§ **What the task asks**
Where does the string "label" appear? Copy every line of the entries below that holds it.
**** Input material
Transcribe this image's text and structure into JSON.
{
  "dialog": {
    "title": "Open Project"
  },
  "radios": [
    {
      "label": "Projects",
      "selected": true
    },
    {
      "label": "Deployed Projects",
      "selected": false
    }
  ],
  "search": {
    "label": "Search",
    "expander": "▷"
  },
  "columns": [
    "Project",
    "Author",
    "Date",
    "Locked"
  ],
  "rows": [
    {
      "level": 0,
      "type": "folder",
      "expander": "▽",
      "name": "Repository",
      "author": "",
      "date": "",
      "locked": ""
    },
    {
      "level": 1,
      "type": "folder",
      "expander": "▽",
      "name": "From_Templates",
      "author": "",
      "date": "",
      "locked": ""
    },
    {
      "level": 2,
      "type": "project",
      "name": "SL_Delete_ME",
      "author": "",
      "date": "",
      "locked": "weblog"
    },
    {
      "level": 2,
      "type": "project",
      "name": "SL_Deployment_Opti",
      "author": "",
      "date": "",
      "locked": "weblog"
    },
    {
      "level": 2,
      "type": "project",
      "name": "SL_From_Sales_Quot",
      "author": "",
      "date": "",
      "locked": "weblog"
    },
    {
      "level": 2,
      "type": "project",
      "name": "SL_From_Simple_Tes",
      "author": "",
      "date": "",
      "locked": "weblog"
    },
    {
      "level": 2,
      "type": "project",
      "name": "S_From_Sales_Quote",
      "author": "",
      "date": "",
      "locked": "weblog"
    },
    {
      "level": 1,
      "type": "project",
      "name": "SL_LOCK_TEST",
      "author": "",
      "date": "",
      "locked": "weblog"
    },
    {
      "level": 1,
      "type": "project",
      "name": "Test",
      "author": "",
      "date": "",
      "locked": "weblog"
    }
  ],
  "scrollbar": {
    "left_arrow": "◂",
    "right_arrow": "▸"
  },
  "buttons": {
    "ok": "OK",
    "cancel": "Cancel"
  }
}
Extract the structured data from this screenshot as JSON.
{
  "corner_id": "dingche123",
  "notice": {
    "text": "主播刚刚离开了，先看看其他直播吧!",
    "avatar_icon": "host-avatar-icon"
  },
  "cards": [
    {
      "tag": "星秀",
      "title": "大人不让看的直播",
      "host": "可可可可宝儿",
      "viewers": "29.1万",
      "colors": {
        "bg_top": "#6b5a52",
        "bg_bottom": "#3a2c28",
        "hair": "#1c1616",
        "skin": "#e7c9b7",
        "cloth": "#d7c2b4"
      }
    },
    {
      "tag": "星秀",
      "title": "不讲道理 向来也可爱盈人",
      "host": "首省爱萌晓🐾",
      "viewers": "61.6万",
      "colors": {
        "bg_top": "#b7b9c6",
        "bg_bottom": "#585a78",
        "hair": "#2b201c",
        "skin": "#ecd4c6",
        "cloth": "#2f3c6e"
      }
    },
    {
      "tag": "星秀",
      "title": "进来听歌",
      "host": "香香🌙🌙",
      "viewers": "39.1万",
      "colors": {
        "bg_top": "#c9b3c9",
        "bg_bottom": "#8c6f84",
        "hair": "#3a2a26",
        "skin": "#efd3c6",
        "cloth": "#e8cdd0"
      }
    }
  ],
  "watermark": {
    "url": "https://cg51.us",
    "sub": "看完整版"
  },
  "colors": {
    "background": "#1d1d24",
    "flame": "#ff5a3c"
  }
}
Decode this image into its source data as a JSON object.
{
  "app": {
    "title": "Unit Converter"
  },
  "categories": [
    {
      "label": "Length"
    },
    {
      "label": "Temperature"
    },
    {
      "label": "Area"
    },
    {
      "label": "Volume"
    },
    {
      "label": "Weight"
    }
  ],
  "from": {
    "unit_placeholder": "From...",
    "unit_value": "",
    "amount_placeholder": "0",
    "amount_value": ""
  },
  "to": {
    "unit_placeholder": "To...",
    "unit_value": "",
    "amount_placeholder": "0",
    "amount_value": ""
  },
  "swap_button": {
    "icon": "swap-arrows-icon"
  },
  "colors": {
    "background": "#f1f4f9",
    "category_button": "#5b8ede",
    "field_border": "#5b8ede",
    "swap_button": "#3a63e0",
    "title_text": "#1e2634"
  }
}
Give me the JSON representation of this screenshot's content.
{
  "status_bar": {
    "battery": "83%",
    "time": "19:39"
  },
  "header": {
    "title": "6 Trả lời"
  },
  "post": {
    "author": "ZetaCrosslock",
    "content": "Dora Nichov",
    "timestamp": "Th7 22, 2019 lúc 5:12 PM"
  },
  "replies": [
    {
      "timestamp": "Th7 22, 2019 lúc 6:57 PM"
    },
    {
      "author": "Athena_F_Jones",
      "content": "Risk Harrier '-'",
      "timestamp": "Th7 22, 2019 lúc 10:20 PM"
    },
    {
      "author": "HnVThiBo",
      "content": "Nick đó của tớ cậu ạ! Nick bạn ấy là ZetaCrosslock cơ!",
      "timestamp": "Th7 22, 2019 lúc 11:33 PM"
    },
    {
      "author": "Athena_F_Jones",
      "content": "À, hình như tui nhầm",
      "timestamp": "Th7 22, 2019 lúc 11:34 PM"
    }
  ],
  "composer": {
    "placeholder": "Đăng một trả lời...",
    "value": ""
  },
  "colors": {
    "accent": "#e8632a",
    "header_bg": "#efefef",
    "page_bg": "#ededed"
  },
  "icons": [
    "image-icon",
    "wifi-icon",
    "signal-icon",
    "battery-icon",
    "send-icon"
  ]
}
********
§ **The reply**
      "label": "Projects",
      "label": "Deployed Projects",
    "label": "Search",
      "label": "Length"
      "label": "Temperature"
      "label": "Area"
      "label": "Volume"
      "label": "Weight"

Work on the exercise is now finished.